Excerpted data ::
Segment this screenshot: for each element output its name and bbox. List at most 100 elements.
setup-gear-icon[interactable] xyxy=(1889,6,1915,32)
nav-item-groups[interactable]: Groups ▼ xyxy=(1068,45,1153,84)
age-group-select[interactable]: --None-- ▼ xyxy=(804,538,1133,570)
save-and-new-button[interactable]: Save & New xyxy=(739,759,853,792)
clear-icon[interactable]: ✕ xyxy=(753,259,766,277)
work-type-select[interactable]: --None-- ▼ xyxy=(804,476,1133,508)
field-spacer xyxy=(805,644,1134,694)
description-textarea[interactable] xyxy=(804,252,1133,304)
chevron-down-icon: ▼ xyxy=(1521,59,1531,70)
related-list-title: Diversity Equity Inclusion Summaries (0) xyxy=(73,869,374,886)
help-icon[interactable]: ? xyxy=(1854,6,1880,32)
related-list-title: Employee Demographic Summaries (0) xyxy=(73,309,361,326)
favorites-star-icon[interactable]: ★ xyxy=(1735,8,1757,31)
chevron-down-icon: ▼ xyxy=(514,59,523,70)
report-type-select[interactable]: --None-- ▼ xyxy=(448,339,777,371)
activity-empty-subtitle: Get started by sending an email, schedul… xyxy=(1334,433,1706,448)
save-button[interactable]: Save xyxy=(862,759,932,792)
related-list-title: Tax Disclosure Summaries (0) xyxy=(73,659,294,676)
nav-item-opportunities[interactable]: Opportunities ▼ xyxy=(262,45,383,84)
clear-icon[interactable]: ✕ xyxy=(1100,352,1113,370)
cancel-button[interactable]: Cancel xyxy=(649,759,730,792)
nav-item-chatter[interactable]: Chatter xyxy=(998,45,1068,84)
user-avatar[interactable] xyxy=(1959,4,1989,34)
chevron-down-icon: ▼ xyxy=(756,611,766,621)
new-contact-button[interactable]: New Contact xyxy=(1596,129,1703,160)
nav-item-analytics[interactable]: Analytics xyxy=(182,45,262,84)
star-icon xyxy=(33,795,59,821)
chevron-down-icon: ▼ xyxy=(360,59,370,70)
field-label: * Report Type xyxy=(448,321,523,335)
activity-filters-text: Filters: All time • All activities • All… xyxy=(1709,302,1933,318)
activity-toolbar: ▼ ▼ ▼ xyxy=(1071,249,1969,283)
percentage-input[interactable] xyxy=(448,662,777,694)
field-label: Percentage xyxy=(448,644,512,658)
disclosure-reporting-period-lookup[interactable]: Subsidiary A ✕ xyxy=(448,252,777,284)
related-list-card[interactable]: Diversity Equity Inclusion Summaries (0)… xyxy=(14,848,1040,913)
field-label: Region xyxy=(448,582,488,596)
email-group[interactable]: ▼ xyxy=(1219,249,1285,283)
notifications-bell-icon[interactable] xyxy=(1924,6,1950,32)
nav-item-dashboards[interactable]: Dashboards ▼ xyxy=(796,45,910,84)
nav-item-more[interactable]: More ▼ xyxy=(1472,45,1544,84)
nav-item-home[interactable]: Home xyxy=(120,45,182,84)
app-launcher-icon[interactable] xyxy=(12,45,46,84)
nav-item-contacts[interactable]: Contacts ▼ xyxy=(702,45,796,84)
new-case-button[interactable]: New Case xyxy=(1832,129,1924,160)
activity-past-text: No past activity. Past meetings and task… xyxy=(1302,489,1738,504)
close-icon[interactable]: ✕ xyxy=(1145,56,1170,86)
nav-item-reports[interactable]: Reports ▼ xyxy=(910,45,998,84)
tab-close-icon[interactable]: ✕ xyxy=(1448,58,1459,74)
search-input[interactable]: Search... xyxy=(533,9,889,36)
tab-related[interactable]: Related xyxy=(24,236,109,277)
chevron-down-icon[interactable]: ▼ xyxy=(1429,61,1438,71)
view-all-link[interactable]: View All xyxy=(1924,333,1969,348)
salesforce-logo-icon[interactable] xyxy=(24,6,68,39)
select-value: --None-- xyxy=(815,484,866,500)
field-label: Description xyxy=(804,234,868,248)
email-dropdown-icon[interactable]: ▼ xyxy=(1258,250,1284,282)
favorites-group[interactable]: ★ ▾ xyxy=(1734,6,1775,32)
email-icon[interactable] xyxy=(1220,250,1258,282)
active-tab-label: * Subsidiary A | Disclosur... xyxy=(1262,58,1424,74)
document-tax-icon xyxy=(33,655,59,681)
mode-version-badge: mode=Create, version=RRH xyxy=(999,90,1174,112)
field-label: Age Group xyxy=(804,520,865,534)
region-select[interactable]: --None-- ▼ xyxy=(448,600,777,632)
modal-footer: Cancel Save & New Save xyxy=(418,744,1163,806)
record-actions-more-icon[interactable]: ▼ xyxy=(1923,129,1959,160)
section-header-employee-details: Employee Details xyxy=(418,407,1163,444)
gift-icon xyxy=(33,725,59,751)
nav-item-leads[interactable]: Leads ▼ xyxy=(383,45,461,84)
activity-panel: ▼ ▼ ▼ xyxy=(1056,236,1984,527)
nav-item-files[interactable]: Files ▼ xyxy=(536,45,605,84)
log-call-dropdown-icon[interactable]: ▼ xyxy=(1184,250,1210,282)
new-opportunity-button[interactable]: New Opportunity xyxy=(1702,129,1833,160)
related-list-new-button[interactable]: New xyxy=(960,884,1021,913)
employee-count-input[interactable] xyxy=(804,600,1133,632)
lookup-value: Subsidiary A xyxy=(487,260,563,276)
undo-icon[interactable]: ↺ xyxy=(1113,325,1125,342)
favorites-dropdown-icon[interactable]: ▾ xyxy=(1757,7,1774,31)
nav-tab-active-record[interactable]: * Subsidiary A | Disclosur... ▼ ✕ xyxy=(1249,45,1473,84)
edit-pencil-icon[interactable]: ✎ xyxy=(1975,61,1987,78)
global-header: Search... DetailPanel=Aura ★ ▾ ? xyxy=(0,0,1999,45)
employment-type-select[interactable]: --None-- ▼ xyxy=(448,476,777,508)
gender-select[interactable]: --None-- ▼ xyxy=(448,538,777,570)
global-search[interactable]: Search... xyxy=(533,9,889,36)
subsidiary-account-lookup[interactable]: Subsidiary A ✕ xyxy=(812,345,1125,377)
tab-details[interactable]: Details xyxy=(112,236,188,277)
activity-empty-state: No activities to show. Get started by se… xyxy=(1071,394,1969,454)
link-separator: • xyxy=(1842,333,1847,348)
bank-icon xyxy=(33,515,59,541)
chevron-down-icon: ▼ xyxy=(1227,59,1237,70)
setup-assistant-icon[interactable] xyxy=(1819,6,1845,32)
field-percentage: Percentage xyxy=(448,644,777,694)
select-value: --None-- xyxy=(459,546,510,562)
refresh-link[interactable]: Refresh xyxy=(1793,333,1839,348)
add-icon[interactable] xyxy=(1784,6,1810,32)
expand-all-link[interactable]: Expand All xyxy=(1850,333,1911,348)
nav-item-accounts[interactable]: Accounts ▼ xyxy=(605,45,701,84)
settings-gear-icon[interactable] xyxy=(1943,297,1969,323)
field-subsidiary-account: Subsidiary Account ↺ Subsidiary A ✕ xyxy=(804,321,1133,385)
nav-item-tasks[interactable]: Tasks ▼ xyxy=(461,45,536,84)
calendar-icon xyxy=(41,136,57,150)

Required work ::
Transcribe all of the entries above word for word, one line per entry.

Full solution ::
Segment this screenshot: for each element output its name and bbox. List at most 100 elements.
setup-gear-icon[interactable] xyxy=(1889,6,1915,32)
nav-item-groups[interactable]: Groups ▼ xyxy=(1068,45,1153,84)
age-group-select[interactable]: --None-- ▼ xyxy=(804,538,1133,570)
save-and-new-button[interactable]: Save & New xyxy=(739,759,853,792)
clear-icon[interactable]: ✕ xyxy=(753,259,766,277)
work-type-select[interactable]: --None-- ▼ xyxy=(804,476,1133,508)
field-spacer xyxy=(805,644,1134,694)
description-textarea[interactable] xyxy=(804,252,1133,304)
chevron-down-icon: ▼ xyxy=(1521,59,1531,70)
related-list-title: Diversity Equity Inclusion Summaries (0) xyxy=(73,869,374,886)
help-icon[interactable]: ? xyxy=(1854,6,1880,32)
related-list-title: Employee Demographic Summaries (0) xyxy=(73,309,361,326)
favorites-star-icon[interactable]: ★ xyxy=(1735,8,1757,31)
chevron-down-icon: ▼ xyxy=(514,59,523,70)
report-type-select[interactable]: --None-- ▼ xyxy=(448,339,777,371)
activity-empty-subtitle: Get started by sending an email, schedul… xyxy=(1334,433,1706,448)
save-button[interactable]: Save xyxy=(862,759,932,792)
related-list-title: Tax Disclosure Summaries (0) xyxy=(73,659,294,676)
nav-item-opportunities[interactable]: Opportunities ▼ xyxy=(262,45,383,84)
clear-icon[interactable]: ✕ xyxy=(1100,352,1113,370)
cancel-button[interactable]: Cancel xyxy=(649,759,730,792)
nav-item-chatter[interactable]: Chatter xyxy=(998,45,1068,84)
user-avatar[interactable] xyxy=(1959,4,1989,34)
chevron-down-icon: ▼ xyxy=(756,611,766,621)
new-contact-button[interactable]: New Contact xyxy=(1596,129,1703,160)
nav-item-analytics[interactable]: Analytics xyxy=(182,45,262,84)
star-icon xyxy=(33,795,59,821)
chevron-down-icon: ▼ xyxy=(360,59,370,70)
field-label: * Report Type xyxy=(448,321,523,335)
activity-filters-text: Filters: All time • All activities • All… xyxy=(1709,302,1933,318)
activity-toolbar: ▼ ▼ ▼ xyxy=(1071,249,1969,283)
percentage-input[interactable] xyxy=(448,662,777,694)
field-label: Percentage xyxy=(448,644,512,658)
disclosure-reporting-period-lookup[interactable]: Subsidiary A ✕ xyxy=(448,252,777,284)
related-list-card[interactable]: Diversity Equity Inclusion Summaries (0)… xyxy=(14,848,1040,913)
field-label: Region xyxy=(448,582,488,596)
email-group[interactable]: ▼ xyxy=(1219,249,1285,283)
notifications-bell-icon[interactable] xyxy=(1924,6,1950,32)
nav-item-dashboards[interactable]: Dashboards ▼ xyxy=(796,45,910,84)
nav-item-more[interactable]: More ▼ xyxy=(1472,45,1544,84)
nav-item-home[interactable]: Home xyxy=(120,45,182,84)
app-launcher-icon[interactable] xyxy=(12,45,46,84)
nav-item-contacts[interactable]: Contacts ▼ xyxy=(702,45,796,84)
new-case-button[interactable]: New Case xyxy=(1832,129,1924,160)
activity-past-text: No past activity. Past meetings and task… xyxy=(1302,489,1738,504)
close-icon[interactable]: ✕ xyxy=(1145,56,1170,86)
nav-item-reports[interactable]: Reports ▼ xyxy=(910,45,998,84)
tab-close-icon[interactable]: ✕ xyxy=(1448,58,1459,74)
search-input[interactable]: Search... xyxy=(533,9,889,36)
tab-related[interactable]: Related xyxy=(24,236,109,277)
chevron-down-icon[interactable]: ▼ xyxy=(1429,61,1438,71)
view-all-link[interactable]: View All xyxy=(1924,333,1969,348)
salesforce-logo-icon[interactable] xyxy=(24,6,68,39)
select-value: --None-- xyxy=(815,484,866,500)
field-label: Description xyxy=(804,234,868,248)
email-dropdown-icon[interactable]: ▼ xyxy=(1258,250,1284,282)
favorites-group[interactable]: ★ ▾ xyxy=(1734,6,1775,32)
email-icon[interactable] xyxy=(1220,250,1258,282)
active-tab-label: * Subsidiary A | Disclosur... xyxy=(1262,58,1424,74)
document-tax-icon xyxy=(33,655,59,681)
mode-version-badge: mode=Create, version=RRH xyxy=(999,90,1174,112)
field-label: Age Group xyxy=(804,520,865,534)
region-select[interactable]: --None-- ▼ xyxy=(448,600,777,632)
modal-footer: Cancel Save & New Save xyxy=(418,744,1163,806)
record-actions-more-icon[interactable]: ▼ xyxy=(1923,129,1959,160)
section-header-employee-details: Employee Details xyxy=(418,407,1163,444)
gift-icon xyxy=(33,725,59,751)
nav-item-leads[interactable]: Leads ▼ xyxy=(383,45,461,84)
activity-panel: ▼ ▼ ▼ xyxy=(1056,236,1984,527)
nav-item-files[interactable]: Files ▼ xyxy=(536,45,605,84)
log-call-dropdown-icon[interactable]: ▼ xyxy=(1184,250,1210,282)
new-opportunity-button[interactable]: New Opportunity xyxy=(1702,129,1833,160)
related-list-new-button[interactable]: New xyxy=(960,884,1021,913)
employee-count-input[interactable] xyxy=(804,600,1133,632)
lookup-value: Subsidiary A xyxy=(487,260,563,276)
undo-icon[interactable]: ↺ xyxy=(1113,325,1125,342)
favorites-dropdown-icon[interactable]: ▾ xyxy=(1757,7,1774,31)
nav-tab-active-record[interactable]: * Subsidiary A | Disclosur... ▼ ✕ xyxy=(1249,45,1473,84)
edit-pencil-icon[interactable]: ✎ xyxy=(1975,61,1987,78)
global-header: Search... DetailPanel=Aura ★ ▾ ? xyxy=(0,0,1999,45)
employment-type-select[interactable]: --None-- ▼ xyxy=(448,476,777,508)
gender-select[interactable]: --None-- ▼ xyxy=(448,538,777,570)
global-search[interactable]: Search... xyxy=(533,9,889,36)
subsidiary-account-lookup[interactable]: Subsidiary A ✕ xyxy=(812,345,1125,377)
tab-details[interactable]: Details xyxy=(112,236,188,277)
activity-empty-state: No activities to show. Get started by se… xyxy=(1071,394,1969,454)
link-separator: • xyxy=(1842,333,1847,348)
bank-icon xyxy=(33,515,59,541)
chevron-down-icon: ▼ xyxy=(1227,59,1237,70)
setup-assistant-icon[interactable] xyxy=(1819,6,1845,32)
field-percentage: Percentage xyxy=(448,644,777,694)
select-value: --None-- xyxy=(459,546,510,562)
refresh-link[interactable]: Refresh xyxy=(1793,333,1839,348)
add-icon[interactable] xyxy=(1784,6,1810,32)
expand-all-link[interactable]: Expand All xyxy=(1850,333,1911,348)
nav-item-accounts[interactable]: Accounts ▼ xyxy=(605,45,701,84)
settings-gear-icon[interactable] xyxy=(1943,297,1969,323)
field-subsidiary-account: Subsidiary Account ↺ Subsidiary A ✕ xyxy=(804,321,1133,385)
nav-item-tasks[interactable]: Tasks ▼ xyxy=(461,45,536,84)
calendar-icon xyxy=(41,136,57,150)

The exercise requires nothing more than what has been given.